= Requirements =
Find the string "ylabel" and gather every line that holds it.

========================================================================

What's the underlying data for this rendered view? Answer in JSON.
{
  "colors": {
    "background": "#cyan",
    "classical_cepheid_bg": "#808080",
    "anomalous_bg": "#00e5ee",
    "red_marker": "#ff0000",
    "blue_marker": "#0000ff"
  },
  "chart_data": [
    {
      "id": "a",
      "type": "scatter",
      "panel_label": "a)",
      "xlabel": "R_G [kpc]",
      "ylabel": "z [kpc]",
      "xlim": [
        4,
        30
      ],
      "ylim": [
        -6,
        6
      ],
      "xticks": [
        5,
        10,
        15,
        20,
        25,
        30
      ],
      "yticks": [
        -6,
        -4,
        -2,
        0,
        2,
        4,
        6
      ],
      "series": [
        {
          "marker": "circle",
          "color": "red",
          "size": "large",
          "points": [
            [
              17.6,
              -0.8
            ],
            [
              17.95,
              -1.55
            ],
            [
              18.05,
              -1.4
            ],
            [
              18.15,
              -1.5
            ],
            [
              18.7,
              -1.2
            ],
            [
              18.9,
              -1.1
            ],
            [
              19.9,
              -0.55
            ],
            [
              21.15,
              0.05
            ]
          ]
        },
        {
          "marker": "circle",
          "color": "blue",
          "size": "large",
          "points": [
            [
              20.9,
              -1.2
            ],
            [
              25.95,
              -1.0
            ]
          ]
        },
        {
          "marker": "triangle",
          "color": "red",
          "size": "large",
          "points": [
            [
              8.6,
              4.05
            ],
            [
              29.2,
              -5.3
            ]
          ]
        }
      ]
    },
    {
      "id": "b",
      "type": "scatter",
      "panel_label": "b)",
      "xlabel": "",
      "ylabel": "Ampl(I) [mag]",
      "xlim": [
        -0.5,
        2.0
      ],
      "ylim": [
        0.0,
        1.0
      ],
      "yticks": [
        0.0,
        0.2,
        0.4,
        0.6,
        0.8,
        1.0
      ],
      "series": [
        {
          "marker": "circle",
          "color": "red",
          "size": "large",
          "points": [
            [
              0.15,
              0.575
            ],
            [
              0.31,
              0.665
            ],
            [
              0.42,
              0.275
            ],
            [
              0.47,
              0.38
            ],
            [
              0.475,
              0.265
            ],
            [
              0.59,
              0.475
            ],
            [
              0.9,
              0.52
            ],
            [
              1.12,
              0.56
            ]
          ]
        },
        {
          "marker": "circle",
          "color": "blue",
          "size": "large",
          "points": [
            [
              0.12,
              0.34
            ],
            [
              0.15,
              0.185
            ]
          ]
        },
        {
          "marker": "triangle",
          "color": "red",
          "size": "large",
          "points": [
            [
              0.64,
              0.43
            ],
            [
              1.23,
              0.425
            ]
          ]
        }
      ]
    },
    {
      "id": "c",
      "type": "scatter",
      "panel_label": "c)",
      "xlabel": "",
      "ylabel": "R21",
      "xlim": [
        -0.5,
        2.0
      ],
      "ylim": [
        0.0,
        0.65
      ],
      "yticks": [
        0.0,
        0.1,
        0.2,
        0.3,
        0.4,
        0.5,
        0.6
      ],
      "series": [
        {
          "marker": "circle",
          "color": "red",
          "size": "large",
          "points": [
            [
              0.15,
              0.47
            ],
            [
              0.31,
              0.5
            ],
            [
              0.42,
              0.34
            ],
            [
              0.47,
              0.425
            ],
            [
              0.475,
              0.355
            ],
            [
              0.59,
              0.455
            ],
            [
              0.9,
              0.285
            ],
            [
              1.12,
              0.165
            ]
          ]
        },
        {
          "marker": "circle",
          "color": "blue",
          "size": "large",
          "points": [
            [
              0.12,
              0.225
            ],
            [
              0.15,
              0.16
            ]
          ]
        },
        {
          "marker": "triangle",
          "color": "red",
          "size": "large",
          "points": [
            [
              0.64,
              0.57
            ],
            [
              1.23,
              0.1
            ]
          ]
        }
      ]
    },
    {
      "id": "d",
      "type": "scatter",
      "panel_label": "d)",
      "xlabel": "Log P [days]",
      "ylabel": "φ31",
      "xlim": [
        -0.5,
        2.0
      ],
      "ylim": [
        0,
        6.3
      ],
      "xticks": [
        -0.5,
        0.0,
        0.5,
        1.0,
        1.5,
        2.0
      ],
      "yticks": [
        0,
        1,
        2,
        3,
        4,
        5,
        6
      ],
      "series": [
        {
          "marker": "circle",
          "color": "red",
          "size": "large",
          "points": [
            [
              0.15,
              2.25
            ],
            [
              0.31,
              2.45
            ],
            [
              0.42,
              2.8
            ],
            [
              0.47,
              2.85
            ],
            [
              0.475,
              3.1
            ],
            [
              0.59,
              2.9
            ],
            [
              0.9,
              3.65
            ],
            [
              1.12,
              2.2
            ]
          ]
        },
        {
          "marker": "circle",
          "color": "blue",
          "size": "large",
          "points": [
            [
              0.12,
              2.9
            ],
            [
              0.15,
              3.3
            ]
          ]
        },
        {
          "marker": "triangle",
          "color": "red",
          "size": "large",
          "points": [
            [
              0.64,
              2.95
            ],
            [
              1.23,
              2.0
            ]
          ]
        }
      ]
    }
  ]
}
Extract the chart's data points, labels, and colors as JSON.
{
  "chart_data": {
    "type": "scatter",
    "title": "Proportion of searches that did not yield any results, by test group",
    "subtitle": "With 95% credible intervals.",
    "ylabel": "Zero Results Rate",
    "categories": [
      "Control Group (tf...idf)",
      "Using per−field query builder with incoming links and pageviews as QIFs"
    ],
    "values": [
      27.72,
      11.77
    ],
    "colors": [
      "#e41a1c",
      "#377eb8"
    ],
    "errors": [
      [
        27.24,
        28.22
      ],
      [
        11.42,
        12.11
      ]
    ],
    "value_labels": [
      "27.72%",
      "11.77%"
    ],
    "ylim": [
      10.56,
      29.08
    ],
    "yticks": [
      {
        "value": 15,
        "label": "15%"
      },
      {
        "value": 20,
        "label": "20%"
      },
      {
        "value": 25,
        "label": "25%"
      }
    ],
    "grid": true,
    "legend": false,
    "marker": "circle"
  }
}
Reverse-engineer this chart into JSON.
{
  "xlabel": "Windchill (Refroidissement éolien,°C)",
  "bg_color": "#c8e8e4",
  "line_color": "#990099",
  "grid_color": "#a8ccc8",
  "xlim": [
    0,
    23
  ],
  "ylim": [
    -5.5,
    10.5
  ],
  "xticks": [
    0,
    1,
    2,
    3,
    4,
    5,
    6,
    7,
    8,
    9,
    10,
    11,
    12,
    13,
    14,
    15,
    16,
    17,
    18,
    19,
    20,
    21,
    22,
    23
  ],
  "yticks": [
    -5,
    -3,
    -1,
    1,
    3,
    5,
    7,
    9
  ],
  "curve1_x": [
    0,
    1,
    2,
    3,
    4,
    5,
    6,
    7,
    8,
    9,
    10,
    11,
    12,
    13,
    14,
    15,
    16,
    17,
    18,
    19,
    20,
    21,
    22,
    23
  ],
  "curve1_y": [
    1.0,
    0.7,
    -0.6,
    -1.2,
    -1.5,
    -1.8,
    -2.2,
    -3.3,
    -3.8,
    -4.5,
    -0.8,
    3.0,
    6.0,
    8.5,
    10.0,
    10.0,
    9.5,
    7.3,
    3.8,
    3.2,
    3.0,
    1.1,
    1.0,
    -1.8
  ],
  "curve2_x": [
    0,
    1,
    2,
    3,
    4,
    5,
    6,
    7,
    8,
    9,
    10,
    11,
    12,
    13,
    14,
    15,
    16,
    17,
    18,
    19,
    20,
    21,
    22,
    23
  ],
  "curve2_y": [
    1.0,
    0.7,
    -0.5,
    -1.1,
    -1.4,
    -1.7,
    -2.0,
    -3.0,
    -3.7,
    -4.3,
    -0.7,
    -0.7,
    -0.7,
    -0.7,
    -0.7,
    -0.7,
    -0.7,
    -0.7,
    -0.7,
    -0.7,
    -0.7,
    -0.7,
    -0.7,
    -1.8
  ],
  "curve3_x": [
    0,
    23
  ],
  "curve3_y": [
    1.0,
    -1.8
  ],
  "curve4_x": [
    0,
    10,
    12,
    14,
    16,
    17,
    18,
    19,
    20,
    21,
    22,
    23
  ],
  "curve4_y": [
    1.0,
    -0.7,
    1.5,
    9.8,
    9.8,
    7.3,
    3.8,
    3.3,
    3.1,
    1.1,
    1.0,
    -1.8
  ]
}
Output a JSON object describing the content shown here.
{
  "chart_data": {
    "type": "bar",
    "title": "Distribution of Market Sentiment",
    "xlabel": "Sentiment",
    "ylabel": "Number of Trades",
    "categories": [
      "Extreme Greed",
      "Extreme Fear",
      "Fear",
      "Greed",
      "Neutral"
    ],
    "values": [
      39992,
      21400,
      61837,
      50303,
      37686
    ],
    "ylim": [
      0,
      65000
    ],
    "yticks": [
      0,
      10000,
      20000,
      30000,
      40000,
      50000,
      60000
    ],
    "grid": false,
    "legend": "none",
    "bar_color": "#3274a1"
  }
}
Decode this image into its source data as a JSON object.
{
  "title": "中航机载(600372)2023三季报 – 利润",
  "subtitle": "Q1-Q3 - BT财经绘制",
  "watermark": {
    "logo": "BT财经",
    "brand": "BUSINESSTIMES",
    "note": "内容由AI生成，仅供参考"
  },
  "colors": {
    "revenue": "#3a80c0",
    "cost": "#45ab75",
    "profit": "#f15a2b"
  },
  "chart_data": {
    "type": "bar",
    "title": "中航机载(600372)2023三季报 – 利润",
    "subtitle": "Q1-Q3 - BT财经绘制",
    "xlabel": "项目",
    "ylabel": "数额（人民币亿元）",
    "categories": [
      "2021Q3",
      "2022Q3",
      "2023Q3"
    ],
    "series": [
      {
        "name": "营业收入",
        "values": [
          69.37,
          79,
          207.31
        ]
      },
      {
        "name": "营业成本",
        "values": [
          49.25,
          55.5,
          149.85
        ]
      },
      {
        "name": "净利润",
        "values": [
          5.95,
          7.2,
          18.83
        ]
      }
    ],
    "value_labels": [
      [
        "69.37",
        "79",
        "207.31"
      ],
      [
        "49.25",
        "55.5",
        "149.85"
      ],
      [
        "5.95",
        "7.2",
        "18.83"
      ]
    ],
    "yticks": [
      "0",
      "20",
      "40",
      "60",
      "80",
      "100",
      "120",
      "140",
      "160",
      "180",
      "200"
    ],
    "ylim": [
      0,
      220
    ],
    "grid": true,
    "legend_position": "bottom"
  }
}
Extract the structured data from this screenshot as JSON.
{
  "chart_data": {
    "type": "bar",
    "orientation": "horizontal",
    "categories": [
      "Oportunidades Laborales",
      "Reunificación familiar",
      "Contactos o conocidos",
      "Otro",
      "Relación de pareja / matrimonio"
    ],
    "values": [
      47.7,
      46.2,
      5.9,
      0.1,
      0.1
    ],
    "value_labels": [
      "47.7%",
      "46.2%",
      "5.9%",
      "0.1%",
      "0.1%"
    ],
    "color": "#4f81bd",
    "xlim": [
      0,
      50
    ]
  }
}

========================================================================

= Problem solution =
      "ylabel": "z [kpc]",
      "ylabel": "Ampl(I) [mag]",
      "ylabel": "R21",
      "ylabel": "φ31",
    "ylabel": "Zero Results Rate",
    "ylabel": "Number of Trades",
    "ylabel": "数额（人民币亿元）",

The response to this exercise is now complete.